## Task prompt
Retype the records below word for word and omit any image.

## Task material
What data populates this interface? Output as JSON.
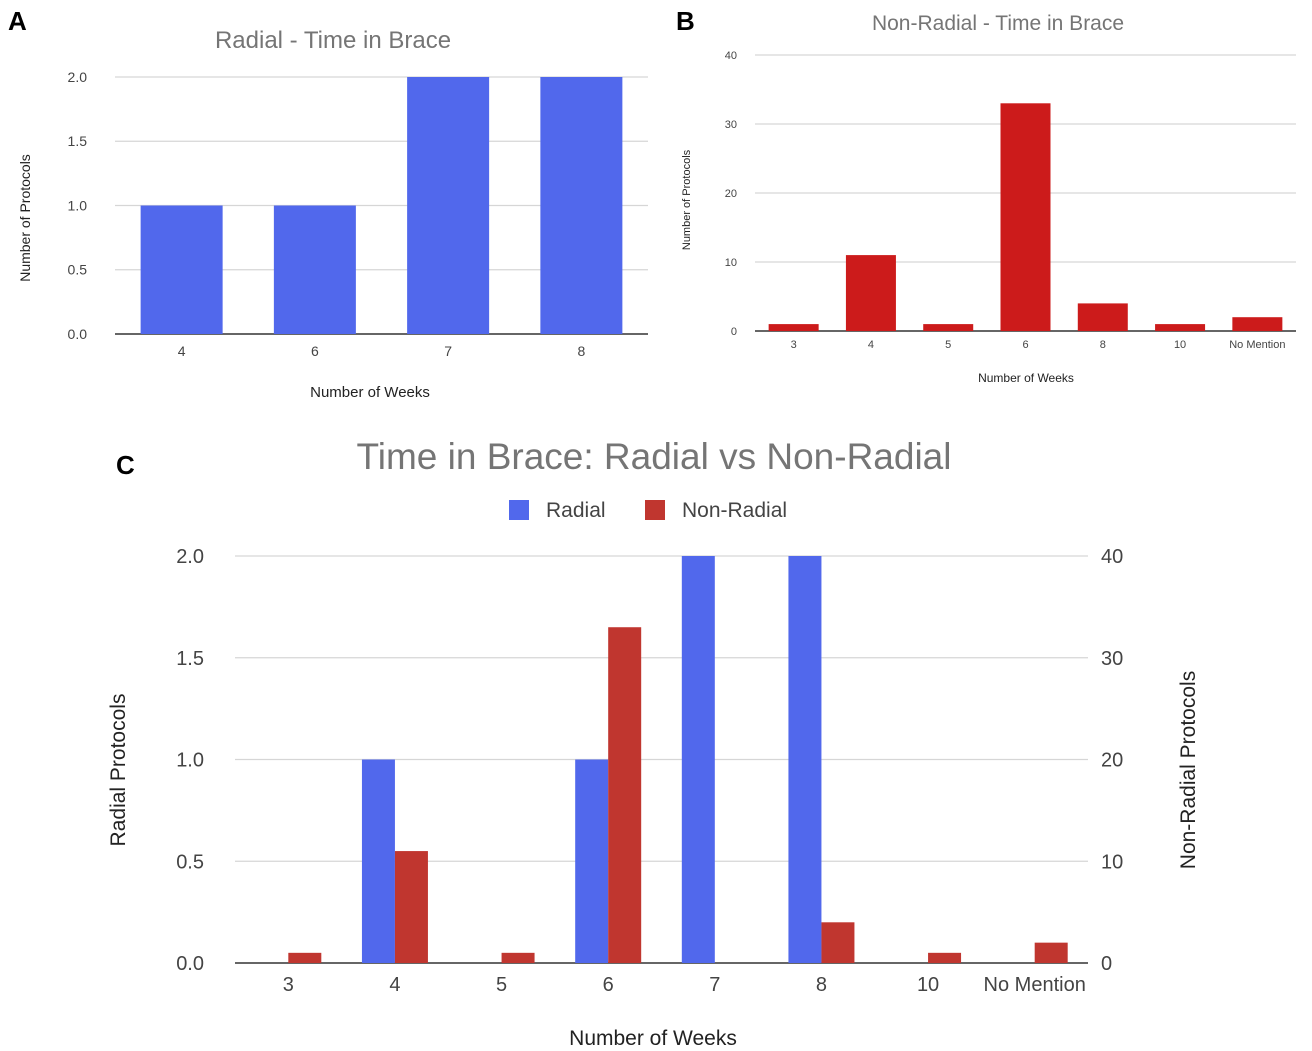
{
  "panels": {
    "a": "A",
    "b": "B",
    "c": "C"
  },
  "colors": {
    "radial": "#5168ec",
    "non_radial_b": "#cc1b1b",
    "non_radial_c": "#c0362f"
  },
  "chart_data": [
    {
      "id": "A",
      "type": "bar",
      "title": "Radial - Time in Brace",
      "xlabel": "Number of Weeks",
      "ylabel": "Number of Protocols",
      "categories": [
        "4",
        "6",
        "7",
        "8"
      ],
      "values": [
        1,
        1,
        2,
        2
      ],
      "ylim": [
        0,
        2
      ],
      "yticks": [
        "0.0",
        "0.5",
        "1.0",
        "1.5",
        "2.0"
      ],
      "grid": true
    },
    {
      "id": "B",
      "type": "bar",
      "title": "Non-Radial - Time in Brace",
      "xlabel": "Number of Weeks",
      "ylabel": "Number of Protocols",
      "categories": [
        "3",
        "4",
        "5",
        "6",
        "8",
        "10",
        "No Mention"
      ],
      "values": [
        1,
        11,
        1,
        33,
        4,
        1,
        2
      ],
      "ylim": [
        0,
        40
      ],
      "yticks": [
        "0",
        "10",
        "20",
        "30",
        "40"
      ],
      "grid": true
    },
    {
      "id": "C",
      "type": "bar",
      "title": "Time in Brace: Radial vs Non-Radial",
      "xlabel": "Number of Weeks",
      "ylabel": "Radial Protocols",
      "ylabel_right": "Non-Radial Protocols",
      "categories": [
        "3",
        "4",
        "5",
        "6",
        "7",
        "8",
        "10",
        "No Mention"
      ],
      "series": [
        {
          "name": "Radial",
          "axis": "left",
          "values": [
            0,
            1,
            0,
            1,
            2,
            2,
            0,
            0
          ]
        },
        {
          "name": "Non-Radial",
          "axis": "right",
          "values": [
            1,
            11,
            1,
            33,
            0,
            4,
            1,
            2
          ]
        }
      ],
      "ylim": [
        0,
        2
      ],
      "ylim_right": [
        0,
        40
      ],
      "yticks": [
        "0.0",
        "0.5",
        "1.0",
        "1.5",
        "2.0"
      ],
      "yticks_right": [
        "0",
        "10",
        "20",
        "30",
        "40"
      ],
      "legend": "top-center",
      "grid": true
    }
  ]
}
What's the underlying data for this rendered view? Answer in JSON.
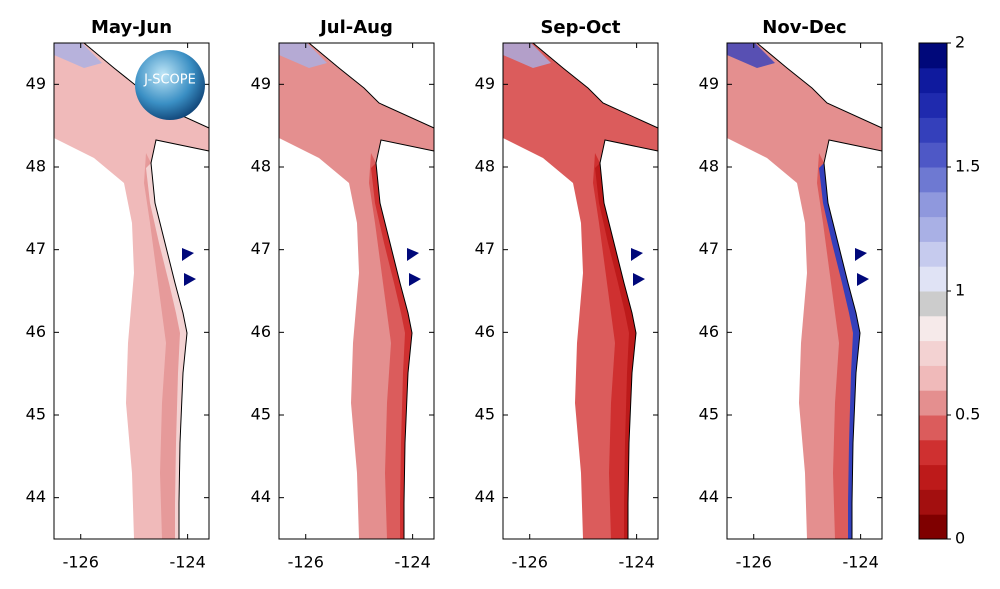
{
  "panels": [
    {
      "title": "May-Jun",
      "base": "#f0baba",
      "inner": "#e69a9a",
      "coast": "#f3d2d2"
    },
    {
      "title": "Jul-Aug",
      "base": "#e48f8f",
      "inner": "#db5c5c",
      "coast": "#cf3030"
    },
    {
      "title": "Sep-Oct",
      "base": "#db5c5c",
      "inner": "#cf3030",
      "coast": "#bd1a1a"
    },
    {
      "title": "Nov-Dec",
      "base": "#e48f8f",
      "inner": "#db5c5c",
      "coast": "#3440bb"
    }
  ],
  "logo": "J-SCOPE",
  "xlim": [
    -126.5,
    -123.6
  ],
  "xticks": [
    -126,
    -124
  ],
  "ylim": [
    43.5,
    49.5
  ],
  "yticks": [
    44,
    45,
    46,
    47,
    48,
    49
  ],
  "colorbar": {
    "lim": [
      0,
      2
    ],
    "ticks": [
      0,
      0.5,
      1,
      1.5,
      2
    ],
    "colors": [
      "#7f0000",
      "#a30f0f",
      "#bd1a1a",
      "#cf3030",
      "#db5c5c",
      "#e48f8f",
      "#f0baba",
      "#f3d2d2",
      "#f6eaea",
      "#cccccc",
      "#e0e3f5",
      "#c6cbee",
      "#a9b0e5",
      "#8f98dd",
      "#6e79d2",
      "#4e58c6",
      "#3440bb",
      "#1f2aae",
      "#0f1a9e",
      "#00087a"
    ]
  }
}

## Correct answer
What data populates this interface? Output as JSON.
{
  "panels": {
    "a": "A",
    "b": "B",
    "c": "C"
  },
  "colors": {
    "radial": "#5168ec",
    "non_radial_b": "#cc1b1b",
    "non_radial_c": "#c0362f"
  },
  "chart_data": [
    {
      "id": "A",
      "type": "bar",
      "title": "Radial - Time in Brace",
      "xlabel": "Number of Weeks",
      "ylabel": "Number of Protocols",
      "categories": [
        "4",
        "6",
        "7",
        "8"
      ],
      "values": [
        1,
        1,
        2,
        2
      ],
      "ylim": [
        0,
        2
      ],
      "yticks": [
        "0.0",
        "0.5",
        "1.0",
        "1.5",
        "2.0"
      ],
      "grid": true
    },
    {
      "id": "B",
      "type": "bar",
      "title": "Non-Radial - Time in Brace",
      "xlabel": "Number of Weeks",
      "ylabel": "Number of Protocols",
      "categories": [
        "3",
        "4",
        "5",
        "6",
        "8",
        "10",
        "No Mention"
      ],
      "values": [
        1,
        11,
        1,
        33,
        4,
        1,
        2
      ],
      "ylim": [
        0,
        40
      ],
      "yticks": [
        "0",
        "10",
        "20",
        "30",
        "40"
      ],
      "grid": true
    },
    {
      "id": "C",
      "type": "bar",
      "title": "Time in Brace: Radial vs Non-Radial",
      "xlabel": "Number of Weeks",
      "ylabel": "Radial Protocols",
      "ylabel_right": "Non-Radial Protocols",
      "categories": [
        "3",
        "4",
        "5",
        "6",
        "7",
        "8",
        "10",
        "No Mention"
      ],
      "series": [
        {
          "name": "Radial",
          "axis": "left",
          "values": [
            0,
            1,
            0,
            1,
            2,
            2,
            0,
            0
          ]
        },
        {
          "name": "Non-Radial",
          "axis": "right",
          "values": [
            1,
            11,
            1,
            33,
            0,
            4,
            1,
            2
          ]
        }
      ],
      "ylim": [
        0,
        2
      ],
      "ylim_right": [
        0,
        40
      ],
      "yticks": [
        "0.0",
        "0.5",
        "1.0",
        "1.5",
        "2.0"
      ],
      "yticks_right": [
        "0",
        "10",
        "20",
        "30",
        "40"
      ],
      "legend": "top-center",
      "grid": true
    }
  ]
}
What's the underlying data for this rendered view? Answer in JSON.
{
  "panels": [
    {
      "title": "May-Jun",
      "base": "#f0baba",
      "inner": "#e69a9a",
      "coast": "#f3d2d2"
    },
    {
      "title": "Jul-Aug",
      "base": "#e48f8f",
      "inner": "#db5c5c",
      "coast": "#cf3030"
    },
    {
      "title": "Sep-Oct",
      "base": "#db5c5c",
      "inner": "#cf3030",
      "coast": "#bd1a1a"
    },
    {
      "title": "Nov-Dec",
      "base": "#e48f8f",
      "inner": "#db5c5c",
      "coast": "#3440bb"
    }
  ],
  "logo": "J-SCOPE",
  "xlim": [
    -126.5,
    -123.6
  ],
  "xticks": [
    -126,
    -124
  ],
  "ylim": [
    43.5,
    49.5
  ],
  "yticks": [
    44,
    45,
    46,
    47,
    48,
    49
  ],
  "colorbar": {
    "lim": [
      0,
      2
    ],
    "ticks": [
      0,
      0.5,
      1,
      1.5,
      2
    ],
    "colors": [
      "#7f0000",
      "#a30f0f",
      "#bd1a1a",
      "#cf3030",
      "#db5c5c",
      "#e48f8f",
      "#f0baba",
      "#f3d2d2",
      "#f6eaea",
      "#cccccc",
      "#e0e3f5",
      "#c6cbee",
      "#a9b0e5",
      "#8f98dd",
      "#6e79d2",
      "#4e58c6",
      "#3440bb",
      "#1f2aae",
      "#0f1a9e",
      "#00087a"
    ]
  }
}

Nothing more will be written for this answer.